What to do ::
Beginning with the first line, return the material verbatim and without pictures.

·····

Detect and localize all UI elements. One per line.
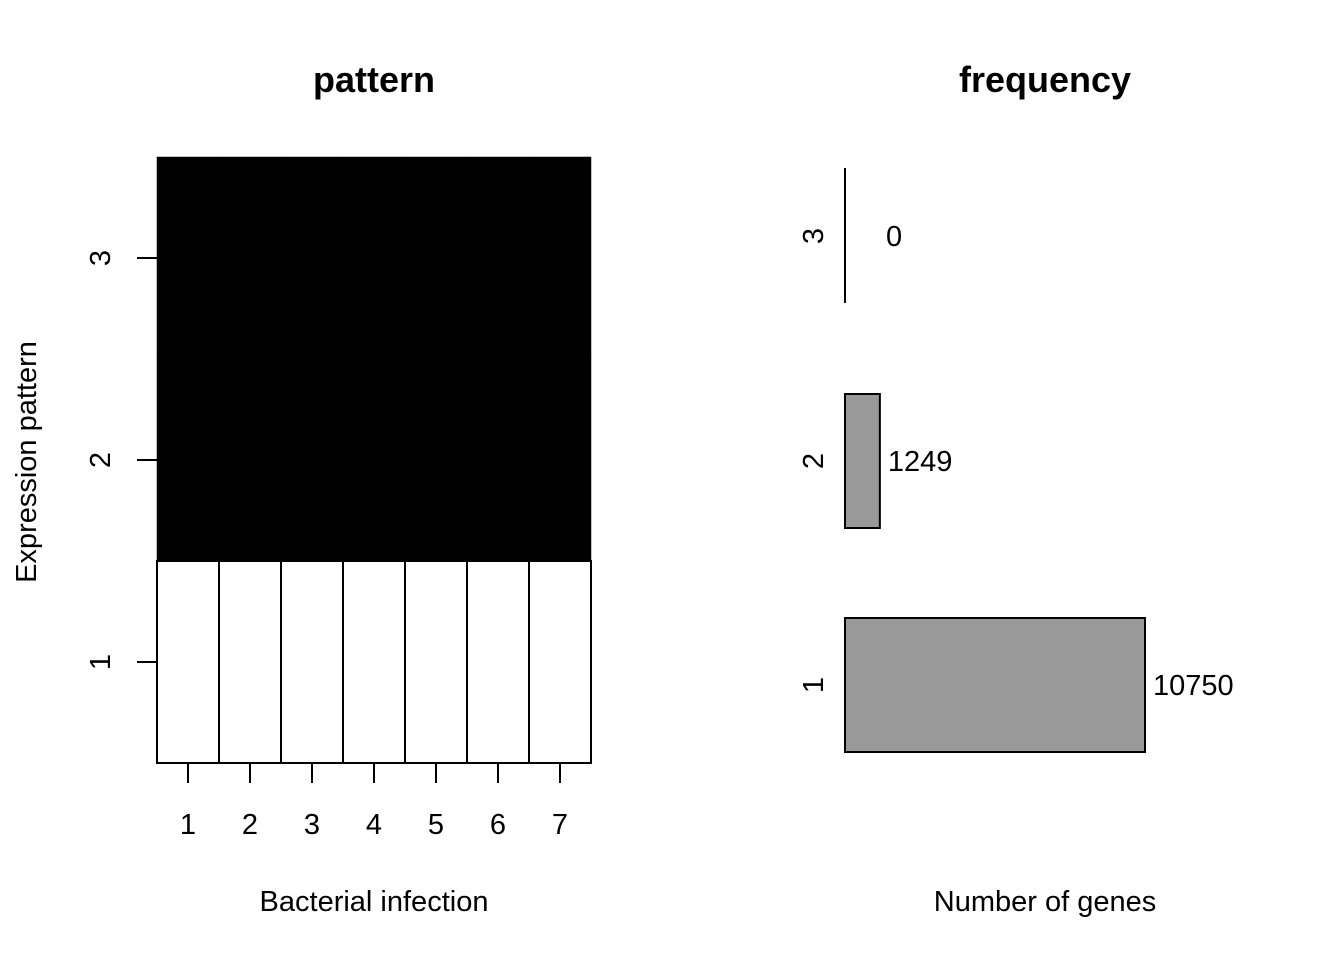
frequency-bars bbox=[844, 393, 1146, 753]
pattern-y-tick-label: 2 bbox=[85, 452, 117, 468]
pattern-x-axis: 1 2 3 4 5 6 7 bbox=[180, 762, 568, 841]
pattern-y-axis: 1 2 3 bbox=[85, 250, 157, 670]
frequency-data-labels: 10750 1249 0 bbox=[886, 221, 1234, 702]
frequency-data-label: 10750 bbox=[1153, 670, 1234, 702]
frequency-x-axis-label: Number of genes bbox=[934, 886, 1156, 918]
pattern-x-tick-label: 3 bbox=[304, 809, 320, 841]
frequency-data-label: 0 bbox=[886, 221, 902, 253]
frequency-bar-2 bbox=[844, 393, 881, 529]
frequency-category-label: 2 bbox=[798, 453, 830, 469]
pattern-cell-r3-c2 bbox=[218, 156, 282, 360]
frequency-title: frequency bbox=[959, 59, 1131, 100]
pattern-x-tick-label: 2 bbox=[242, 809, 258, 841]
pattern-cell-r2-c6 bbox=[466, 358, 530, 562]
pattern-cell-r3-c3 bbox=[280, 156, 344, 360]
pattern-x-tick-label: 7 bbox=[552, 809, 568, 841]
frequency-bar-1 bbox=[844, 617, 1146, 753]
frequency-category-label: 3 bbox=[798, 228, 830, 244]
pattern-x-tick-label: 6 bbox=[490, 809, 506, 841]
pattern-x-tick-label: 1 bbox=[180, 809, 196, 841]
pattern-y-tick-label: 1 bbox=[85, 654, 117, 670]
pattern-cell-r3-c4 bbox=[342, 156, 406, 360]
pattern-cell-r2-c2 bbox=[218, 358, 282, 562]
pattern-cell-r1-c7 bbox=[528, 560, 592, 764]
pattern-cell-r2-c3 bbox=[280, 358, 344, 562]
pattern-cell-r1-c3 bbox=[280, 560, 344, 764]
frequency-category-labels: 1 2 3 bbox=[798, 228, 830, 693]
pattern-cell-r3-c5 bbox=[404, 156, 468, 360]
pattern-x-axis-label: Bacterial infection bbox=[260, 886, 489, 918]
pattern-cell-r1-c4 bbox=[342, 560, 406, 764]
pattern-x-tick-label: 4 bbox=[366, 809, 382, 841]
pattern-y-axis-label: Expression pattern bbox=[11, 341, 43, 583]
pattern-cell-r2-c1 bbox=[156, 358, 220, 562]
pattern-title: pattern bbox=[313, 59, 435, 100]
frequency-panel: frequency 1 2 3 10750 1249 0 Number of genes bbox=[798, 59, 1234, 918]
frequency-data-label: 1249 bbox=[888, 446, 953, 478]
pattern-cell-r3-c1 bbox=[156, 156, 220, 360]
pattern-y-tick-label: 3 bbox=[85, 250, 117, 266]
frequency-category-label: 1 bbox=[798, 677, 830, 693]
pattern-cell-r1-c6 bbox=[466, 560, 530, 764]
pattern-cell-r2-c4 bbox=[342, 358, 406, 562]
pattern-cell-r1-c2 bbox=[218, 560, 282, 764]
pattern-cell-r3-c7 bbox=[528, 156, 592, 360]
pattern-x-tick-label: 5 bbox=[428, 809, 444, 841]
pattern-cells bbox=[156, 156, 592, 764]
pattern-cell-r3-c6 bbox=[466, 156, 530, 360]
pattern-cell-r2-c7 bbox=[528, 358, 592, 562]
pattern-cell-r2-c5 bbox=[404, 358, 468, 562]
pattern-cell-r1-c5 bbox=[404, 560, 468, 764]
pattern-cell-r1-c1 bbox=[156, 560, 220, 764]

·····

Exercise response ::
Detect and localize all UI elements. One per line.
frequency-bars bbox=[844, 393, 1146, 753]
pattern-y-tick-label: 2 bbox=[85, 452, 117, 468]
pattern-x-axis: 1 2 3 4 5 6 7 bbox=[180, 762, 568, 841]
pattern-y-axis: 1 2 3 bbox=[85, 250, 157, 670]
frequency-data-labels: 10750 1249 0 bbox=[886, 221, 1234, 702]
frequency-data-label: 10750 bbox=[1153, 670, 1234, 702]
frequency-x-axis-label: Number of genes bbox=[934, 886, 1156, 918]
pattern-x-tick-label: 3 bbox=[304, 809, 320, 841]
frequency-data-label: 0 bbox=[886, 221, 902, 253]
frequency-bar-2 bbox=[844, 393, 881, 529]
frequency-category-label: 2 bbox=[798, 453, 830, 469]
pattern-cell-r3-c2 bbox=[218, 156, 282, 360]
frequency-title: frequency bbox=[959, 59, 1131, 100]
pattern-x-tick-label: 2 bbox=[242, 809, 258, 841]
pattern-cell-r2-c6 bbox=[466, 358, 530, 562]
pattern-cell-r3-c3 bbox=[280, 156, 344, 360]
pattern-x-tick-label: 7 bbox=[552, 809, 568, 841]
frequency-bar-1 bbox=[844, 617, 1146, 753]
frequency-category-label: 3 bbox=[798, 228, 830, 244]
pattern-x-tick-label: 6 bbox=[490, 809, 506, 841]
pattern-x-tick-label: 1 bbox=[180, 809, 196, 841]
pattern-y-tick-label: 1 bbox=[85, 654, 117, 670]
pattern-cell-r3-c4 bbox=[342, 156, 406, 360]
pattern-cell-r2-c2 bbox=[218, 358, 282, 562]
pattern-cell-r1-c7 bbox=[528, 560, 592, 764]
pattern-cell-r2-c3 bbox=[280, 358, 344, 562]
pattern-cell-r1-c3 bbox=[280, 560, 344, 764]
frequency-category-labels: 1 2 3 bbox=[798, 228, 830, 693]
pattern-cell-r3-c5 bbox=[404, 156, 468, 360]
pattern-x-axis-label: Bacterial infection bbox=[260, 886, 489, 918]
pattern-cell-r1-c4 bbox=[342, 560, 406, 764]
pattern-x-tick-label: 4 bbox=[366, 809, 382, 841]
pattern-y-axis-label: Expression pattern bbox=[11, 341, 43, 583]
pattern-cell-r2-c1 bbox=[156, 358, 220, 562]
pattern-title: pattern bbox=[313, 59, 435, 100]
frequency-panel: frequency 1 2 3 10750 1249 0 Number of genes bbox=[798, 59, 1234, 918]
frequency-data-label: 1249 bbox=[888, 446, 953, 478]
pattern-cell-r3-c1 bbox=[156, 156, 220, 360]
pattern-y-tick-label: 3 bbox=[85, 250, 117, 266]
frequency-category-label: 1 bbox=[798, 677, 830, 693]
pattern-cell-r1-c6 bbox=[466, 560, 530, 764]
pattern-cell-r2-c4 bbox=[342, 358, 406, 562]
pattern-cell-r1-c2 bbox=[218, 560, 282, 764]
pattern-cell-r3-c7 bbox=[528, 156, 592, 360]
pattern-x-tick-label: 5 bbox=[428, 809, 444, 841]
pattern-cells bbox=[156, 156, 592, 764]
pattern-cell-r3-c6 bbox=[466, 156, 530, 360]
pattern-cell-r2-c7 bbox=[528, 358, 592, 562]
pattern-cell-r2-c5 bbox=[404, 358, 468, 562]
pattern-cell-r1-c5 bbox=[404, 560, 468, 764]
pattern-cell-r1-c1 bbox=[156, 560, 220, 764]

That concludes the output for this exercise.